PROBLEM TO WORK ON ▸
Reproduce the records below in full and exactly, without their images.

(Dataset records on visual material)
'''

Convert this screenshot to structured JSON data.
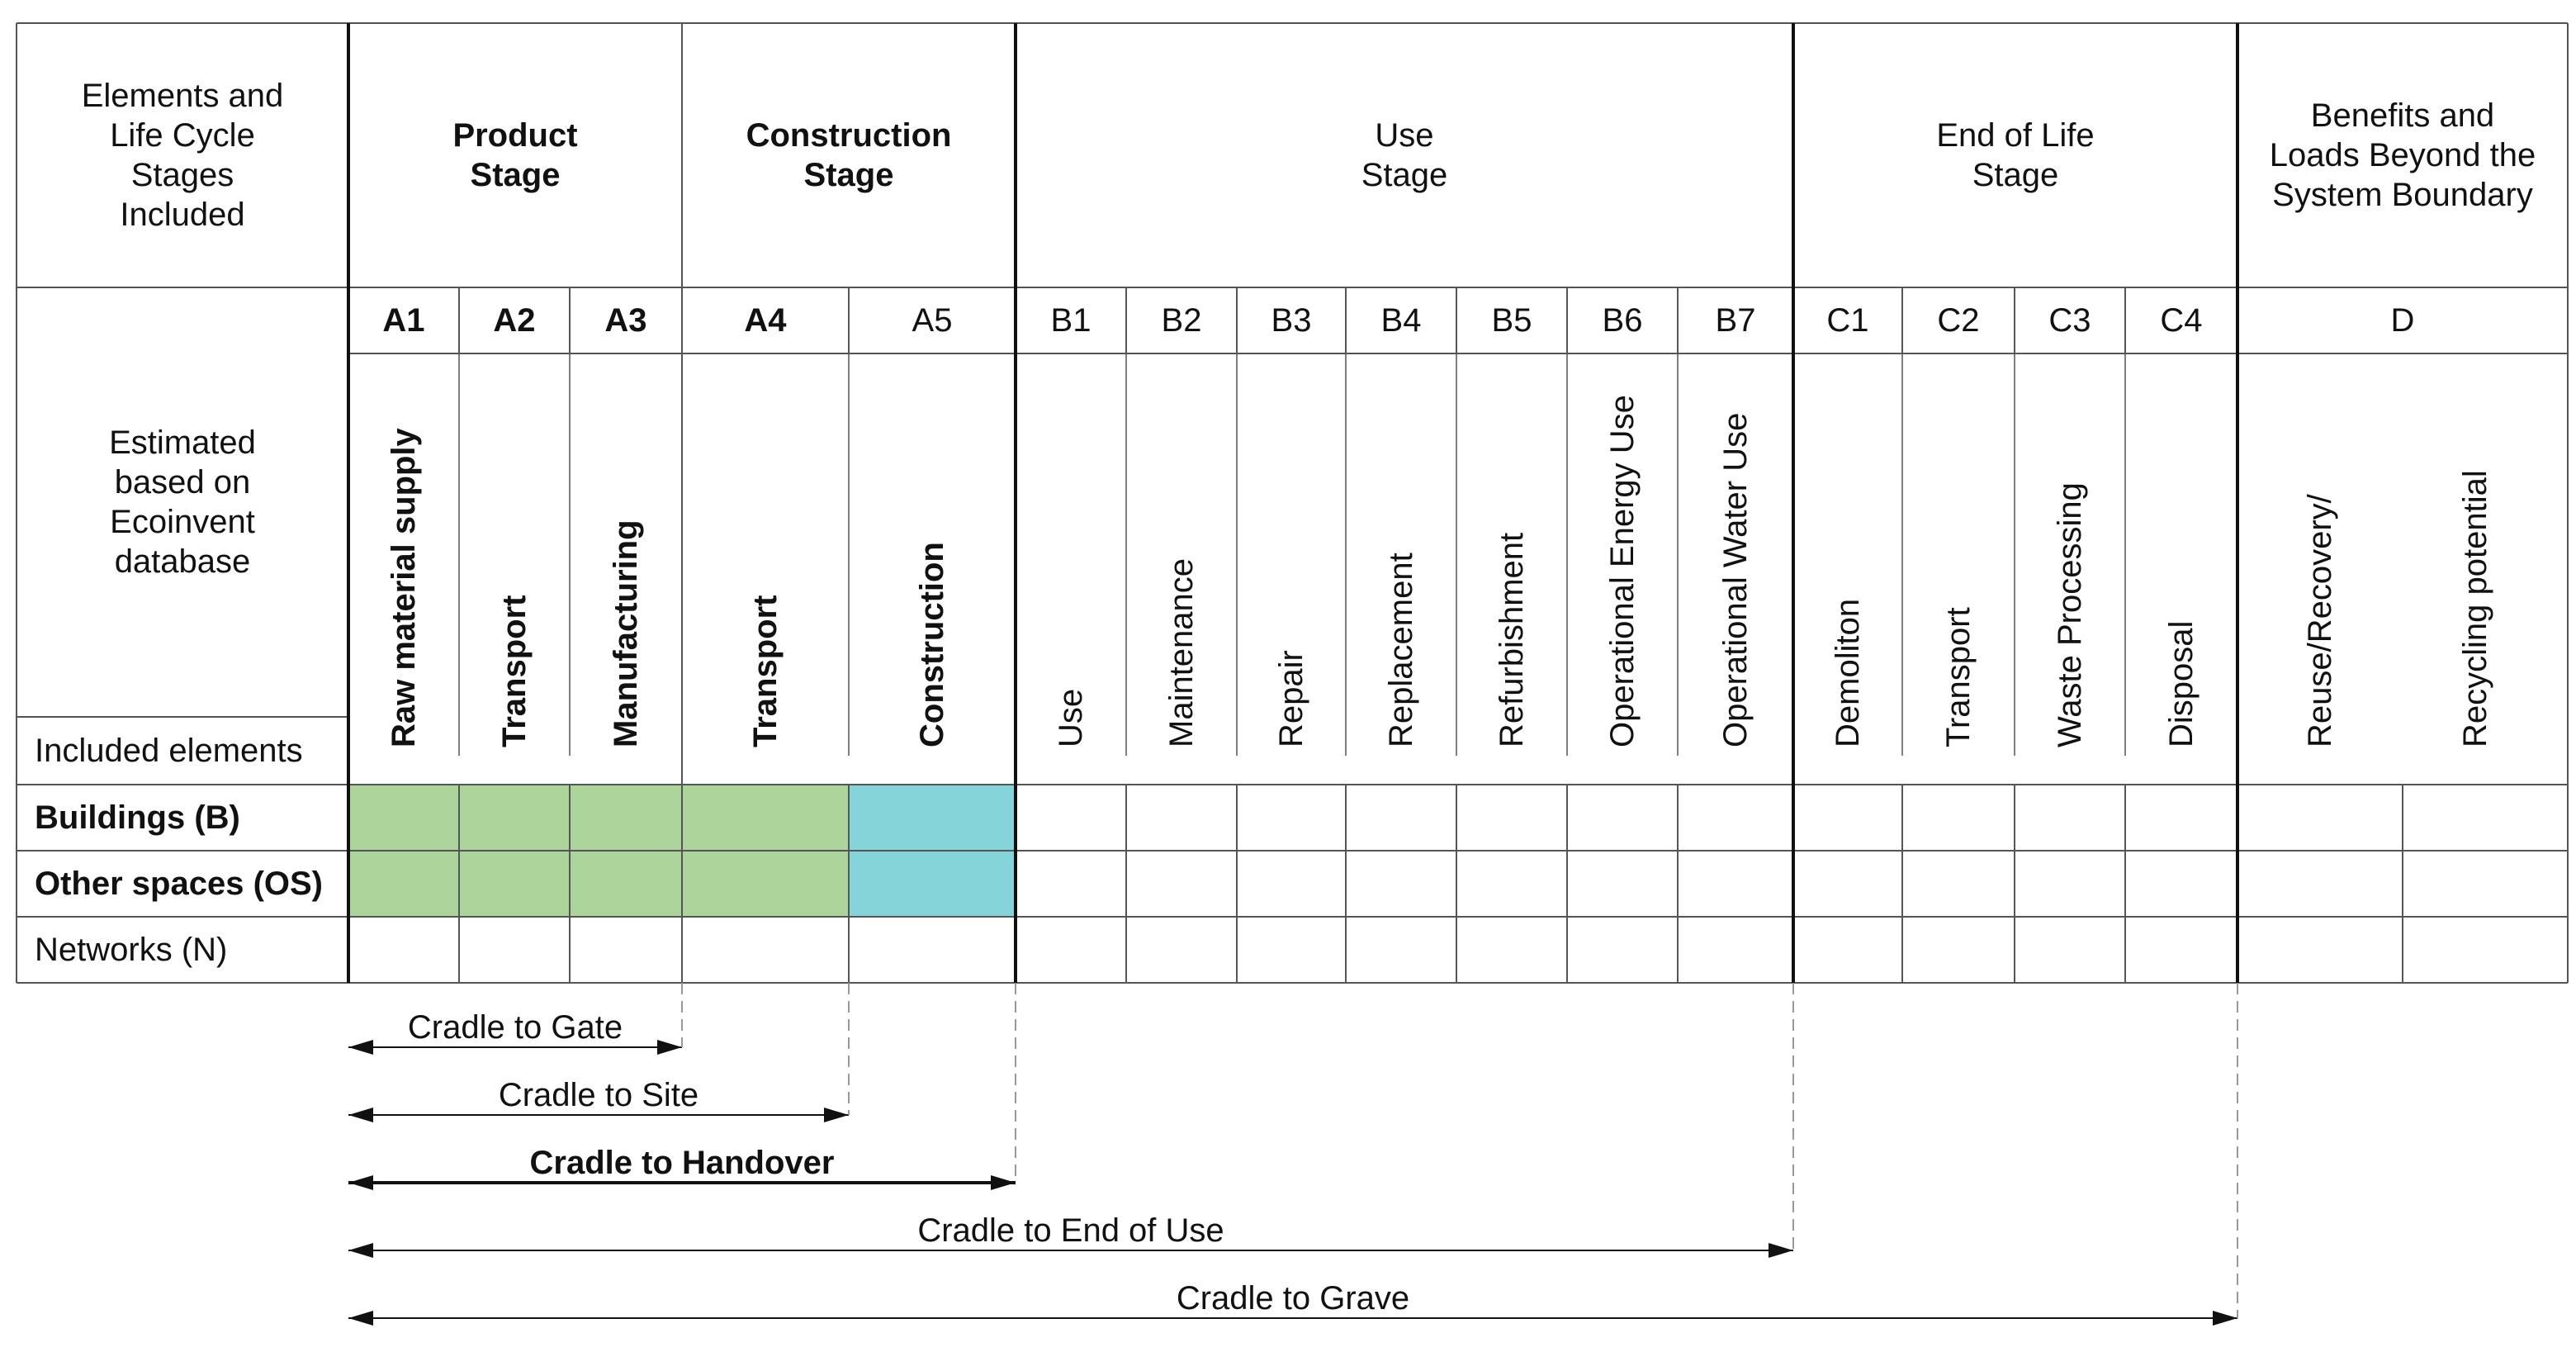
{
  "header": {
    "elements_stages": "Elements and\nLife Cycle\nStages\nIncluded",
    "product_stage": "Product\nStage",
    "construction_stage": "Construction\nStage",
    "use_stage": "Use\nStage",
    "end_of_life_stage": "End of Life\nStage",
    "benefits": "Benefits and\nLoads Beyond the\nSystem Boundary"
  },
  "estimated_label": "Estimated\nbased on\nEcoinvent\ndatabase",
  "included_elements_label": "Included elements",
  "modules": [
    {
      "code": "A1",
      "name": "Raw material supply",
      "bold": true
    },
    {
      "code": "A2",
      "name": "Transport",
      "bold": true
    },
    {
      "code": "A3",
      "name": "Manufacturing",
      "bold": true
    },
    {
      "code": "A4",
      "name": "Transport",
      "bold": true
    },
    {
      "code": "A5",
      "name": "Construction",
      "bold": false,
      "name_bold": true
    },
    {
      "code": "B1",
      "name": "Use"
    },
    {
      "code": "B2",
      "name": "Maintenance"
    },
    {
      "code": "B3",
      "name": "Repair"
    },
    {
      "code": "B4",
      "name": "Replacement"
    },
    {
      "code": "B5",
      "name": "Refurbishment"
    },
    {
      "code": "B6",
      "name": "Operational Energy Use"
    },
    {
      "code": "B7",
      "name": "Operational Water Use"
    },
    {
      "code": "C1",
      "name": "Demoliton"
    },
    {
      "code": "C2",
      "name": "Transport"
    },
    {
      "code": "C3",
      "name": "Waste Processing"
    },
    {
      "code": "C4",
      "name": "Disposal"
    }
  ],
  "module_d": {
    "code": "D",
    "names": [
      "Reuse/Recovery/",
      "Recycling potential"
    ]
  },
  "rows": [
    {
      "label": "Buildings (B)",
      "bold": true,
      "green_modules": [
        "A1",
        "A2",
        "A3",
        "A4"
      ],
      "cyan_modules": [
        "A5"
      ]
    },
    {
      "label": "Other spaces (OS)",
      "bold": true,
      "green_modules": [
        "A1",
        "A2",
        "A3",
        "A4"
      ],
      "cyan_modules": [
        "A5"
      ]
    },
    {
      "label": "Networks (N)",
      "bold": false,
      "green_modules": [],
      "cyan_modules": []
    }
  ],
  "colors": {
    "green": "#acd49b",
    "cyan": "#84d4da",
    "line": "#555555",
    "thick": "#111111"
  },
  "ranges": [
    {
      "label": "Cradle to Gate",
      "end_module": "A3",
      "bold": false
    },
    {
      "label": "Cradle to Site",
      "end_module": "A4",
      "bold": false
    },
    {
      "label": "Cradle to Handover",
      "end_module": "A5",
      "bold": true
    },
    {
      "label": "Cradle to End of Use",
      "end_module": "B7",
      "bold": false
    },
    {
      "label": "Cradle to Grave",
      "end_module": "C4",
      "bold": false
    }
  ]
}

'''

EXERCISE ANSWER ▸
Convert this screenshot to structured JSON data.
{
  "header": {
    "elements_stages": "Elements and\nLife Cycle\nStages\nIncluded",
    "product_stage": "Product\nStage",
    "construction_stage": "Construction\nStage",
    "use_stage": "Use\nStage",
    "end_of_life_stage": "End of Life\nStage",
    "benefits": "Benefits and\nLoads Beyond the\nSystem Boundary"
  },
  "estimated_label": "Estimated\nbased on\nEcoinvent\ndatabase",
  "included_elements_label": "Included elements",
  "modules": [
    {
      "code": "A1",
      "name": "Raw material supply",
      "bold": true
    },
    {
      "code": "A2",
      "name": "Transport",
      "bold": true
    },
    {
      "code": "A3",
      "name": "Manufacturing",
      "bold": true
    },
    {
      "code": "A4",
      "name": "Transport",
      "bold": true
    },
    {
      "code": "A5",
      "name": "Construction",
      "bold": false,
      "name_bold": true
    },
    {
      "code": "B1",
      "name": "Use"
    },
    {
      "code": "B2",
      "name": "Maintenance"
    },
    {
      "code": "B3",
      "name": "Repair"
    },
    {
      "code": "B4",
      "name": "Replacement"
    },
    {
      "code": "B5",
      "name": "Refurbishment"
    },
    {
      "code": "B6",
      "name": "Operational Energy Use"
    },
    {
      "code": "B7",
      "name": "Operational Water Use"
    },
    {
      "code": "C1",
      "name": "Demoliton"
    },
    {
      "code": "C2",
      "name": "Transport"
    },
    {
      "code": "C3",
      "name": "Waste Processing"
    },
    {
      "code": "C4",
      "name": "Disposal"
    }
  ],
  "module_d": {
    "code": "D",
    "names": [
      "Reuse/Recovery/",
      "Recycling potential"
    ]
  },
  "rows": [
    {
      "label": "Buildings (B)",
      "bold": true,
      "green_modules": [
        "A1",
        "A2",
        "A3",
        "A4"
      ],
      "cyan_modules": [
        "A5"
      ]
    },
    {
      "label": "Other spaces (OS)",
      "bold": true,
      "green_modules": [
        "A1",
        "A2",
        "A3",
        "A4"
      ],
      "cyan_modules": [
        "A5"
      ]
    },
    {
      "label": "Networks (N)",
      "bold": false,
      "green_modules": [],
      "cyan_modules": []
    }
  ],
  "colors": {
    "green": "#acd49b",
    "cyan": "#84d4da",
    "line": "#555555",
    "thick": "#111111"
  },
  "ranges": [
    {
      "label": "Cradle to Gate",
      "end_module": "A3",
      "bold": false
    },
    {
      "label": "Cradle to Site",
      "end_module": "A4",
      "bold": false
    },
    {
      "label": "Cradle to Handover",
      "end_module": "A5",
      "bold": true
    },
    {
      "label": "Cradle to End of Use",
      "end_module": "B7",
      "bold": false
    },
    {
      "label": "Cradle to Grave",
      "end_module": "C4",
      "bold": false
    }
  ]
}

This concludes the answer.